## [WHAT THE TASK ASKS]
Check every line of the entries for "Southern", and copy the lines that hold it.

## [Records]
· · ·

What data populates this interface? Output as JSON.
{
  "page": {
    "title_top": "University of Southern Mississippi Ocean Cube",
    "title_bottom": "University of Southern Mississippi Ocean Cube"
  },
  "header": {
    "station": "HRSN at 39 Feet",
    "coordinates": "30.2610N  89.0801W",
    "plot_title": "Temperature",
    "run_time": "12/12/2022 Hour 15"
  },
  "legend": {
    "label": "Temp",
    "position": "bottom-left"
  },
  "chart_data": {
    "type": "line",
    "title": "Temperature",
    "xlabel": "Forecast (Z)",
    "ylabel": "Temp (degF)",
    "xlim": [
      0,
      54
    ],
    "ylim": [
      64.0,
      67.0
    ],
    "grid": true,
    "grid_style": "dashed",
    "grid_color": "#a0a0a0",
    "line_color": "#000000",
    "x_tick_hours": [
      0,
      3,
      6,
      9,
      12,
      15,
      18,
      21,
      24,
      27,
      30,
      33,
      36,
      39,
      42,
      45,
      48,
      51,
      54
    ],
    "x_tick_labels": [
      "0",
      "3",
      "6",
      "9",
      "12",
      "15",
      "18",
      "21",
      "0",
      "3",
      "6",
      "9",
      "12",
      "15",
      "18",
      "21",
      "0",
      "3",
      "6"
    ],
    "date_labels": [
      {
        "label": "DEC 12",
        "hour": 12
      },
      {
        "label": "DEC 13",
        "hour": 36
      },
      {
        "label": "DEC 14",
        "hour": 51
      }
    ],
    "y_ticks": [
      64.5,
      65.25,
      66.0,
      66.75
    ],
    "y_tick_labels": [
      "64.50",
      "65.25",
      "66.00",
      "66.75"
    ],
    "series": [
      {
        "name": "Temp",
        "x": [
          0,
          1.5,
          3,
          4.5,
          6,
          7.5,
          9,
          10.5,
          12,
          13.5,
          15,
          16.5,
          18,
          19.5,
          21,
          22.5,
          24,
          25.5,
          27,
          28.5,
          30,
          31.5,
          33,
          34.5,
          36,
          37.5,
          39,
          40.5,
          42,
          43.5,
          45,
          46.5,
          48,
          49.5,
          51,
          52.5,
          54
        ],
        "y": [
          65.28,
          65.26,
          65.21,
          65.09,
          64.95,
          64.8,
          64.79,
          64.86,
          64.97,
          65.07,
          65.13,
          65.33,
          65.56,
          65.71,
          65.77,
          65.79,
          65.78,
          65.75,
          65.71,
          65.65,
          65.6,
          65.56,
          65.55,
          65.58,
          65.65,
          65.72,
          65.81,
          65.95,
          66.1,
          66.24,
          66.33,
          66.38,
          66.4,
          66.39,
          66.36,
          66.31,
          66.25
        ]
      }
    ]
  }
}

· · ·

## [IN RESPONSE]
    "title_top": "University of Southern Mississippi Ocean Cube",
    "title_bottom": "University of Southern Mississippi Ocean Cube"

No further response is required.